■ THE REQUEST: Search the listing for "Josef" and copy every line where it appears.

■ Extracted records:
[Begin]

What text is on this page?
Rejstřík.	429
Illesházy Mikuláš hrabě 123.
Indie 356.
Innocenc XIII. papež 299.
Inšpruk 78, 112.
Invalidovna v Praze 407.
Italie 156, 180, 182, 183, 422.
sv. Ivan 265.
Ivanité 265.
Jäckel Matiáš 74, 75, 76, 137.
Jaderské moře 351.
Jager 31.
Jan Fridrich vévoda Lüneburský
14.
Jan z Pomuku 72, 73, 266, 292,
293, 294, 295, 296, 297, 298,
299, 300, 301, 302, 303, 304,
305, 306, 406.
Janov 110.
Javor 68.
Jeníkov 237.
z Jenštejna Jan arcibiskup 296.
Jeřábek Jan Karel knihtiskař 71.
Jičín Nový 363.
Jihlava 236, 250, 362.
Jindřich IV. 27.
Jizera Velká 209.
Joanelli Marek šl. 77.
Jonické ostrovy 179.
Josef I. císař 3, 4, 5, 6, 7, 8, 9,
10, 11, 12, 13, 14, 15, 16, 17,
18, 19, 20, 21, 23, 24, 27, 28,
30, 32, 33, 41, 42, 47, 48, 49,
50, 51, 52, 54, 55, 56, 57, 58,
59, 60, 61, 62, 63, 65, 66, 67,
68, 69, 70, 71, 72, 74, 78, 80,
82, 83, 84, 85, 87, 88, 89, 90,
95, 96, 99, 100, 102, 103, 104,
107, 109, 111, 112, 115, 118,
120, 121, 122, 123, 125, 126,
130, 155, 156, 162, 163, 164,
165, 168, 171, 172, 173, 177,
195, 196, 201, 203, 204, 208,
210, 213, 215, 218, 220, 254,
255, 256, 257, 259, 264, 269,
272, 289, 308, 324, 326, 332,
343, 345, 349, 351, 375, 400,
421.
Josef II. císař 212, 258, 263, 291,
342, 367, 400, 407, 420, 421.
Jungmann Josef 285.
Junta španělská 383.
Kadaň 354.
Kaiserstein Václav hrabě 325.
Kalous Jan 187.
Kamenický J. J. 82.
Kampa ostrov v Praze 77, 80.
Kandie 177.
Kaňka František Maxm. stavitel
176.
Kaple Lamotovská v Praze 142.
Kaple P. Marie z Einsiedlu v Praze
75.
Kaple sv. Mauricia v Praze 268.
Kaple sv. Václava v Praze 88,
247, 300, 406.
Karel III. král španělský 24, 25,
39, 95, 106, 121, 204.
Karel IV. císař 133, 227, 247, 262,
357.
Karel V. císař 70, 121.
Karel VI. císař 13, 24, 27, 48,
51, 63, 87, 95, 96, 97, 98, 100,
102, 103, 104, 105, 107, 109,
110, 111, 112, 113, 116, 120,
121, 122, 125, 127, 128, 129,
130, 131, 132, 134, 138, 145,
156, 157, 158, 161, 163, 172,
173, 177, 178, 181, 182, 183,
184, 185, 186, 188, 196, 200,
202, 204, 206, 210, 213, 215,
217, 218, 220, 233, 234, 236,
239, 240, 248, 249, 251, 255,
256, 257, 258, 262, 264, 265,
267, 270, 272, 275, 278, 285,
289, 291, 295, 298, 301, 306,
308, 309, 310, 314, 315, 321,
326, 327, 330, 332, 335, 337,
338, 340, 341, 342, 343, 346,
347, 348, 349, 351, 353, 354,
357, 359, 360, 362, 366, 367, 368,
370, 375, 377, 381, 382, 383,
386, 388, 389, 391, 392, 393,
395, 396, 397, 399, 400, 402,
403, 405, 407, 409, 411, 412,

[End]

■ RESULT FOR THIS EXERCISE:
Josef I. císař 3, 4, 5, 6, 7, 8, 9,
Josef II. císař 212, 258, 263, 291,
Jungmann Josef 285.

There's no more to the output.